# PROBLEM STATEMENT
Copy out all the entries exactly.

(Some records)
--------
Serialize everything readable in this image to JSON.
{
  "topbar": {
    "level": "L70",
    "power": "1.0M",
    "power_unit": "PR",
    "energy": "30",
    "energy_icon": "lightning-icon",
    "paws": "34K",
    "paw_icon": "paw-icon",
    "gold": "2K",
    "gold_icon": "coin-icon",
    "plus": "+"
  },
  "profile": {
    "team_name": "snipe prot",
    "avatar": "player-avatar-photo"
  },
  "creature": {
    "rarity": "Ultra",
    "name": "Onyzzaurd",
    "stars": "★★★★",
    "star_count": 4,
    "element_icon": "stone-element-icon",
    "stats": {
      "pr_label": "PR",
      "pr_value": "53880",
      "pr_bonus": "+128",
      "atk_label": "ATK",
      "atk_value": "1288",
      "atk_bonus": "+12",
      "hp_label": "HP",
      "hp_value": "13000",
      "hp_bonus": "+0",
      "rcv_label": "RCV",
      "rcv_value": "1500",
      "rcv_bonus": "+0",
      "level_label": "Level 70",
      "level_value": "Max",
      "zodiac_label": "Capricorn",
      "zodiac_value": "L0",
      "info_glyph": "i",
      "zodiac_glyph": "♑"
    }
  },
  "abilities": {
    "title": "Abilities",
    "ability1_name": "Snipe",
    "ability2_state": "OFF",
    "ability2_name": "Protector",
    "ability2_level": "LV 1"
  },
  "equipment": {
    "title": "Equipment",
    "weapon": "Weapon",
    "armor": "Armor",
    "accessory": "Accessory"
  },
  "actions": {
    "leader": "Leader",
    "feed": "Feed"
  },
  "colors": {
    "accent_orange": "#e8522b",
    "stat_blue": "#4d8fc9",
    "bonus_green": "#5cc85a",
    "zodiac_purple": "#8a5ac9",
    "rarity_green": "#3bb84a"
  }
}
--------
# SOLUTION TO THIS EXERCISE
Serialize everything readable in this image to JSON.
{
  "topbar": {
    "level": "L70",
    "power": "1.0M",
    "power_unit": "PR",
    "energy": "30",
    "energy_icon": "lightning-icon",
    "paws": "34K",
    "paw_icon": "paw-icon",
    "gold": "2K",
    "gold_icon": "coin-icon",
    "plus": "+"
  },
  "profile": {
    "team_name": "snipe prot",
    "avatar": "player-avatar-photo"
  },
  "creature": {
    "rarity": "Ultra",
    "name": "Onyzzaurd",
    "stars": "★★★★",
    "star_count": 4,
    "element_icon": "stone-element-icon",
    "stats": {
      "pr_label": "PR",
      "pr_value": "53880",
      "pr_bonus": "+128",
      "atk_label": "ATK",
      "atk_value": "1288",
      "atk_bonus": "+12",
      "hp_label": "HP",
      "hp_value": "13000",
      "hp_bonus": "+0",
      "rcv_label": "RCV",
      "rcv_value": "1500",
      "rcv_bonus": "+0",
      "level_label": "Level 70",
      "level_value": "Max",
      "zodiac_label": "Capricorn",
      "zodiac_value": "L0",
      "info_glyph": "i",
      "zodiac_glyph": "♑"
    }
  },
  "abilities": {
    "title": "Abilities",
    "ability1_name": "Snipe",
    "ability2_state": "OFF",
    "ability2_name": "Protector",
    "ability2_level": "LV 1"
  },
  "equipment": {
    "title": "Equipment",
    "weapon": "Weapon",
    "armor": "Armor",
    "accessory": "Accessory"
  },
  "actions": {
    "leader": "Leader",
    "feed": "Feed"
  },
  "colors": {
    "accent_orange": "#e8522b",
    "stat_blue": "#4d8fc9",
    "bonus_green": "#5cc85a",
    "zodiac_purple": "#8a5ac9",
    "rarity_green": "#3bb84a"
  }
}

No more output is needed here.